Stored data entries
━━━━━━━━

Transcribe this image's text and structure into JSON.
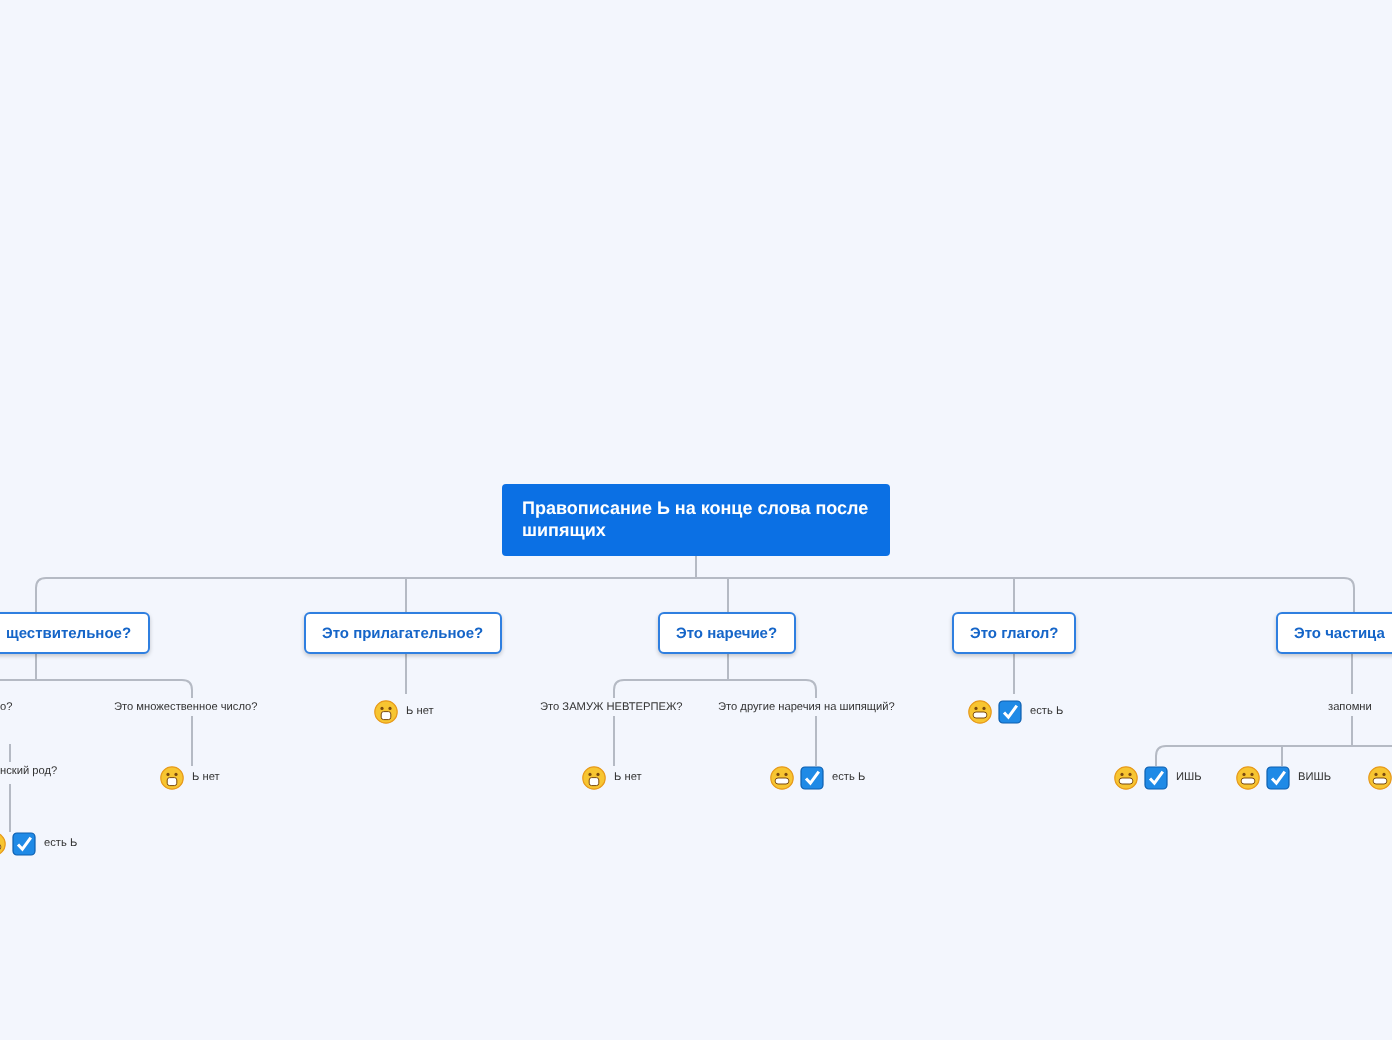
{
  "root": {
    "kind": "central",
    "text": "Правописание Ь на конце слова после шипящих",
    "children": [
      {
        "kind": "topic",
        "text": "ществительное?",
        "children": [
          {
            "kind": "question",
            "text": "о?",
            "children": [
              {
                "kind": "question",
                "text": "нский род?",
                "children": [
                  {
                    "kind": "yes",
                    "text": "есть Ь"
                  }
                ]
              }
            ]
          },
          {
            "kind": "question",
            "text": "Это множественное число?",
            "children": [
              {
                "kind": "no",
                "text": "Ь нет"
              }
            ]
          }
        ]
      },
      {
        "kind": "topic",
        "text": "Это прилагательное?",
        "children": [
          {
            "kind": "no",
            "text": "Ь нет"
          }
        ]
      },
      {
        "kind": "topic",
        "text": "Это наречие?",
        "children": [
          {
            "kind": "question",
            "text": "Это ЗАМУЖ НЕВТЕРПЕЖ?",
            "children": [
              {
                "kind": "no",
                "text": "Ь нет"
              }
            ]
          },
          {
            "kind": "question",
            "text": "Это другие наречия на шипящий?",
            "children": [
              {
                "kind": "yes",
                "text": "есть Ь"
              }
            ]
          }
        ]
      },
      {
        "kind": "topic",
        "text": "Это глагол?",
        "children": [
          {
            "kind": "yes",
            "text": "есть Ь"
          }
        ]
      },
      {
        "kind": "topic",
        "text": "Это частица",
        "children": [
          {
            "kind": "question",
            "text": "запомни",
            "children": [
              {
                "kind": "yes",
                "text": "ИШЬ"
              },
              {
                "kind": "yes",
                "text": "ВИШЬ"
              },
              {
                "kind": "yes"
              }
            ]
          }
        ]
      }
    ]
  }
}
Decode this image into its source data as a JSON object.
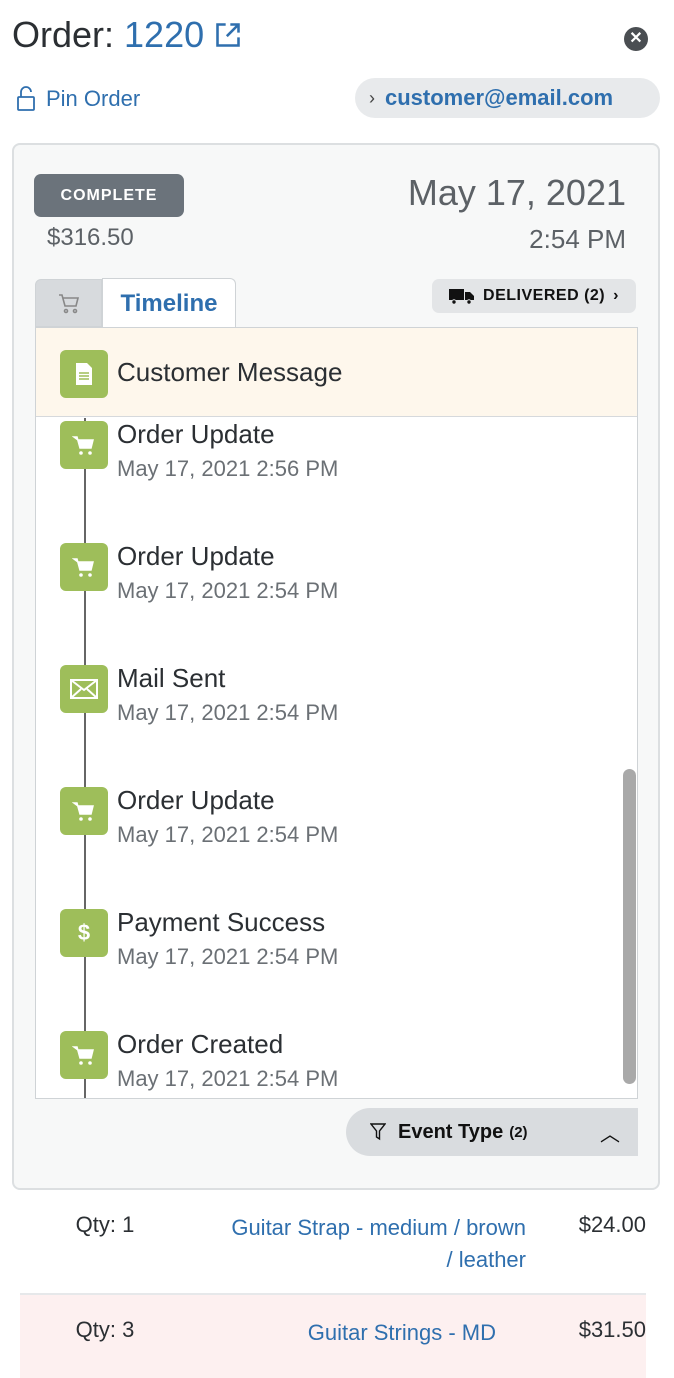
{
  "header": {
    "title_label": "Order:",
    "order_number": "1220",
    "close_icon": "close-circle-icon"
  },
  "pin": {
    "label": "Pin Order",
    "icon": "unlock-icon"
  },
  "customer": {
    "email": "customer@email.com"
  },
  "summary": {
    "status": "COMPLETE",
    "total": "$316.50",
    "date": "May 17, 2021",
    "time": "2:54 PM"
  },
  "tabs": [
    {
      "icon": "cart-icon"
    },
    {
      "label": "Timeline",
      "active": true
    }
  ],
  "delivery": {
    "label": "DELIVERED (2)",
    "icon": "truck-icon"
  },
  "timeline": {
    "pinned": {
      "title": "Customer Message",
      "icon": "document-icon"
    },
    "events": [
      {
        "title": "Order Update",
        "date": "May 17, 2021 2:56 PM",
        "icon": "cart-icon"
      },
      {
        "title": "Order Update",
        "date": "May 17, 2021 2:54 PM",
        "icon": "cart-icon"
      },
      {
        "title": "Mail Sent",
        "date": "May 17, 2021 2:54 PM",
        "icon": "envelope-icon"
      },
      {
        "title": "Order Update",
        "date": "May 17, 2021 2:54 PM",
        "icon": "cart-icon"
      },
      {
        "title": "Payment Success",
        "date": "May 17, 2021 2:54 PM",
        "icon": "dollar-icon"
      },
      {
        "title": "Order Created",
        "date": "May 17, 2021 2:54 PM",
        "icon": "cart-icon"
      }
    ]
  },
  "filter": {
    "label": "Event Type",
    "count": "(2)"
  },
  "line_items": [
    {
      "qty": "Qty: 1",
      "product": "Guitar Strap - medium / brown / leather",
      "price": "$24.00"
    },
    {
      "qty": "Qty: 3",
      "product": "Guitar Strings - MD",
      "price": "$31.50",
      "highlight": "#fdf0f0"
    }
  ],
  "colors": {
    "accent": "#2f6fae",
    "event_icon": "#9ebe5a",
    "status_badge": "#6b737b"
  }
}
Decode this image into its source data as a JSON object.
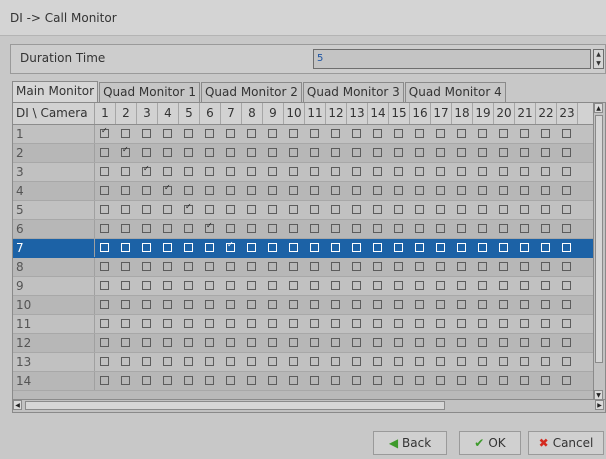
{
  "window": {
    "title": "DI -> Call Monitor"
  },
  "duration": {
    "label": "Duration Time",
    "value": "5"
  },
  "tabs": [
    "Main Monitor",
    "Quad Monitor 1",
    "Quad Monitor 2",
    "Quad Monitor 3",
    "Quad Monitor 4"
  ],
  "grid": {
    "corner_label": "DI \\ Camera",
    "cameras": [
      "1",
      "2",
      "3",
      "4",
      "5",
      "6",
      "7",
      "8",
      "9",
      "10",
      "11",
      "12",
      "13",
      "14",
      "15",
      "16",
      "17",
      "18",
      "19",
      "20",
      "21",
      "22",
      "23"
    ],
    "rows": [
      {
        "label": "1",
        "checked": [
          1
        ]
      },
      {
        "label": "2",
        "checked": [
          2
        ]
      },
      {
        "label": "3",
        "checked": [
          3
        ]
      },
      {
        "label": "4",
        "checked": [
          4
        ]
      },
      {
        "label": "5",
        "checked": [
          5
        ]
      },
      {
        "label": "6",
        "checked": [
          6
        ]
      },
      {
        "label": "7",
        "checked": [
          7
        ],
        "selected": true
      },
      {
        "label": "8",
        "checked": []
      },
      {
        "label": "9",
        "checked": []
      },
      {
        "label": "10",
        "checked": []
      },
      {
        "label": "11",
        "checked": []
      },
      {
        "label": "12",
        "checked": []
      },
      {
        "label": "13",
        "checked": []
      },
      {
        "label": "14",
        "checked": []
      }
    ]
  },
  "buttons": {
    "back": "Back",
    "ok": "OK",
    "cancel": "Cancel"
  },
  "colors": {
    "selected_row": "#1c62a6",
    "back_icon": "#3d9a2b",
    "ok_icon": "#3d9a2b",
    "cancel_icon": "#d42a1f"
  }
}
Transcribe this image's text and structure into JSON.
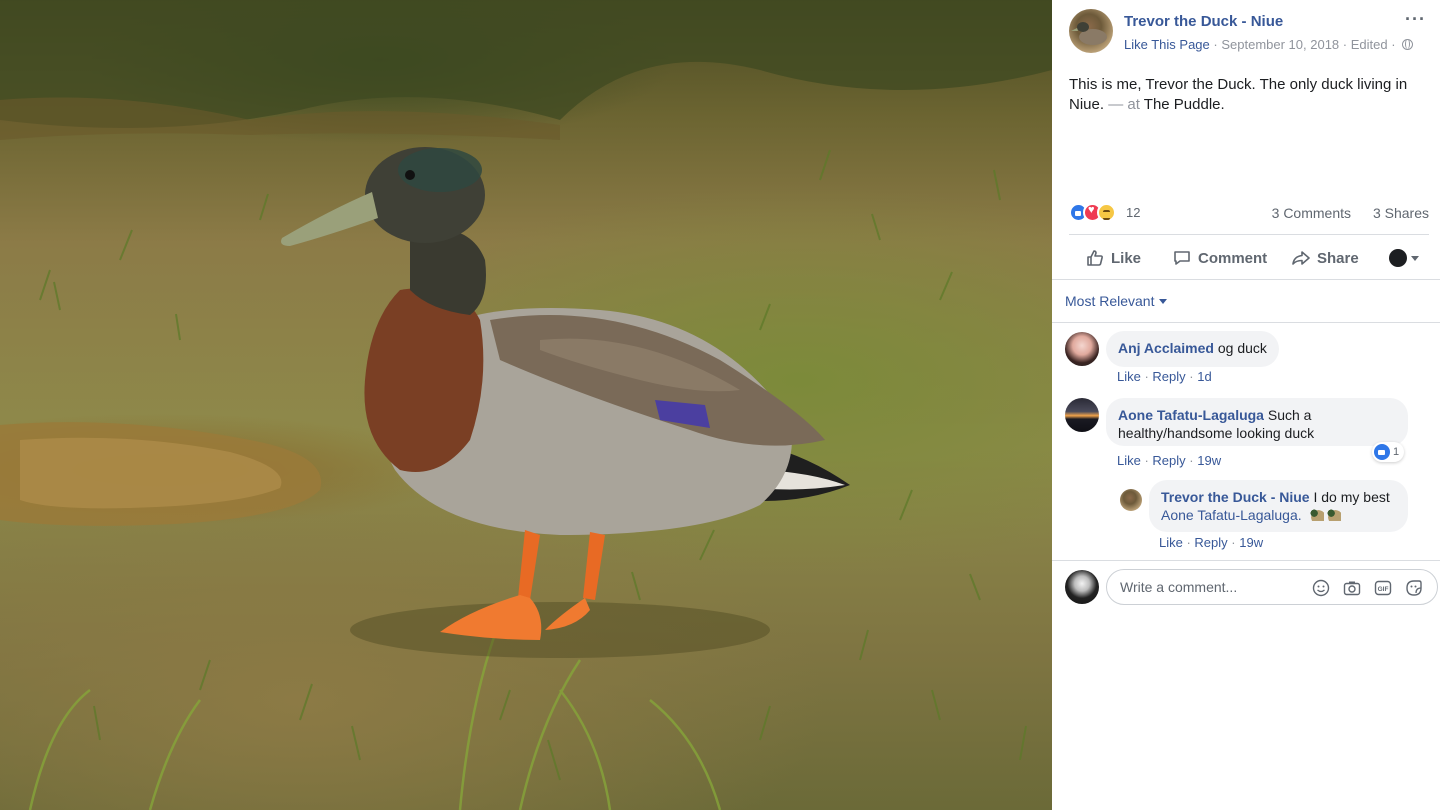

━━━━━━━━

Set down every record once more, word for word, without pictures.

Transcribe this image's text and structure into JSON.
{
  "root": {
    "kind": "central",
    "text": "Правописание Ь на конце слова после шипящих",
    "children": [
      {
        "kind": "topic",
        "text": "ществительное?",
        "children": [
          {
            "kind": "question",
            "text": "о?",
            "children": [
              {
                "kind": "question",
                "text": "нский род?",
                "children": [
                  {
                    "kind": "yes",
                    "text": "есть Ь"
                  }
                ]
              }
            ]
          },
          {
            "kind": "question",
            "text": "Это множественное число?",
            "children": [
              {
                "kind": "no",
                "text": "Ь нет"
              }
            ]
          }
        ]
      },
      {
        "kind": "topic",
        "text": "Это прилагательное?",
        "children": [
          {
            "kind": "no",
            "text": "Ь нет"
          }
        ]
      },
      {
        "kind": "topic",
        "text": "Это наречие?",
        "children": [
          {
            "kind": "question",
            "text": "Это ЗАМУЖ НЕВТЕРПЕЖ?",
            "children": [
              {
                "kind": "no",
                "text": "Ь нет"
              }
            ]
          },
          {
            "kind": "question",
            "text": "Это другие наречия на шипящий?",
            "children": [
              {
                "kind": "yes",
                "text": "есть Ь"
              }
            ]
          }
        ]
      },
      {
        "kind": "topic",
        "text": "Это глагол?",
        "children": [
          {
            "kind": "yes",
            "text": "есть Ь"
          }
        ]
      },
      {
        "kind": "topic",
        "text": "Это частица",
        "children": [
          {
            "kind": "question",
            "text": "запомни",
            "children": [
              {
                "kind": "yes",
                "text": "ИШЬ"
              },
              {
                "kind": "yes",
                "text": "ВИШЬ"
              },
              {
                "kind": "yes"
              }
            ]
          }
        ]
      }
    ]
  }
}
Decode this image into its source data as a JSON object.
{
  "header": {
    "title_label": "Order:",
    "order_number": "1220",
    "close_icon": "close-circle-icon"
  },
  "pin": {
    "label": "Pin Order",
    "icon": "unlock-icon"
  },
  "customer": {
    "email": "customer@email.com"
  },
  "summary": {
    "status": "COMPLETE",
    "total": "$316.50",
    "date": "May 17, 2021",
    "time": "2:54 PM"
  },
  "tabs": [
    {
      "icon": "cart-icon"
    },
    {
      "label": "Timeline",
      "active": true
    }
  ],
  "delivery": {
    "label": "DELIVERED (2)",
    "icon": "truck-icon"
  },
  "timeline": {
    "pinned": {
      "title": "Customer Message",
      "icon": "document-icon"
    },
    "events": [
      {
        "title": "Order Update",
        "date": "May 17, 2021 2:56 PM",
        "icon": "cart-icon"
      },
      {
        "title": "Order Update",
        "date": "May 17, 2021 2:54 PM",
        "icon": "cart-icon"
      },
      {
        "title": "Mail Sent",
        "date": "May 17, 2021 2:54 PM",
        "icon": "envelope-icon"
      },
      {
        "title": "Order Update",
        "date": "May 17, 2021 2:54 PM",
        "icon": "cart-icon"
      },
      {
        "title": "Payment Success",
        "date": "May 17, 2021 2:54 PM",
        "icon": "dollar-icon"
      },
      {
        "title": "Order Created",
        "date": "May 17, 2021 2:54 PM",
        "icon": "cart-icon"
      }
    ]
  },
  "filter": {
    "label": "Event Type",
    "count": "(2)"
  },
  "line_items": [
    {
      "qty": "Qty: 1",
      "product": "Guitar Strap - medium / brown / leather",
      "price": "$24.00"
    },
    {
      "qty": "Qty: 3",
      "product": "Guitar Strings - MD",
      "price": "$31.50",
      "highlight": "#fdf0f0"
    }
  ],
  "colors": {
    "accent": "#2f6fae",
    "event_icon": "#9ebe5a",
    "status_badge": "#6b737b"
  }
}
Decode this image into its source data as a JSON object.
{
  "window": {
    "title": "DI -> Call Monitor"
  },
  "duration": {
    "label": "Duration Time",
    "value": "5"
  },
  "tabs": [
    "Main Monitor",
    "Quad Monitor 1",
    "Quad Monitor 2",
    "Quad Monitor 3",
    "Quad Monitor 4"
  ],
  "grid": {
    "corner_label": "DI \\ Camera",
    "cameras": [
      "1",
      "2",
      "3",
      "4",
      "5",
      "6",
      "7",
      "8",
      "9",
      "10",
      "11",
      "12",
      "13",
      "14",
      "15",
      "16",
      "17",
      "18",
      "19",
      "20",
      "21",
      "22",
      "23"
    ],
    "rows": [
      {
        "label": "1",
        "checked": [
          1
        ]
      },
      {
        "label": "2",
        "checked": [
          2
        ]
      },
      {
        "label": "3",
        "checked": [
          3
        ]
      },
      {
        "label": "4",
        "checked": [
          4
        ]
      },
      {
        "label": "5",
        "checked": [
          5
        ]
      },
      {
        "label": "6",
        "checked": [
          6
        ]
      },
      {
        "label": "7",
        "checked": [
          7
        ],
        "selected": true
      },
      {
        "label": "8",
        "checked": []
      },
      {
        "label": "9",
        "checked": []
      },
      {
        "label": "10",
        "checked": []
      },
      {
        "label": "11",
        "checked": []
      },
      {
        "label": "12",
        "checked": []
      },
      {
        "label": "13",
        "checked": []
      },
      {
        "label": "14",
        "checked": []
      }
    ]
  },
  "buttons": {
    "back": "Back",
    "ok": "OK",
    "cancel": "Cancel"
  },
  "colors": {
    "selected_row": "#1c62a6",
    "back_icon": "#3d9a2b",
    "ok_icon": "#3d9a2b",
    "cancel_icon": "#d42a1f"
  }
}
Transcribe this image's text and structure into JSON.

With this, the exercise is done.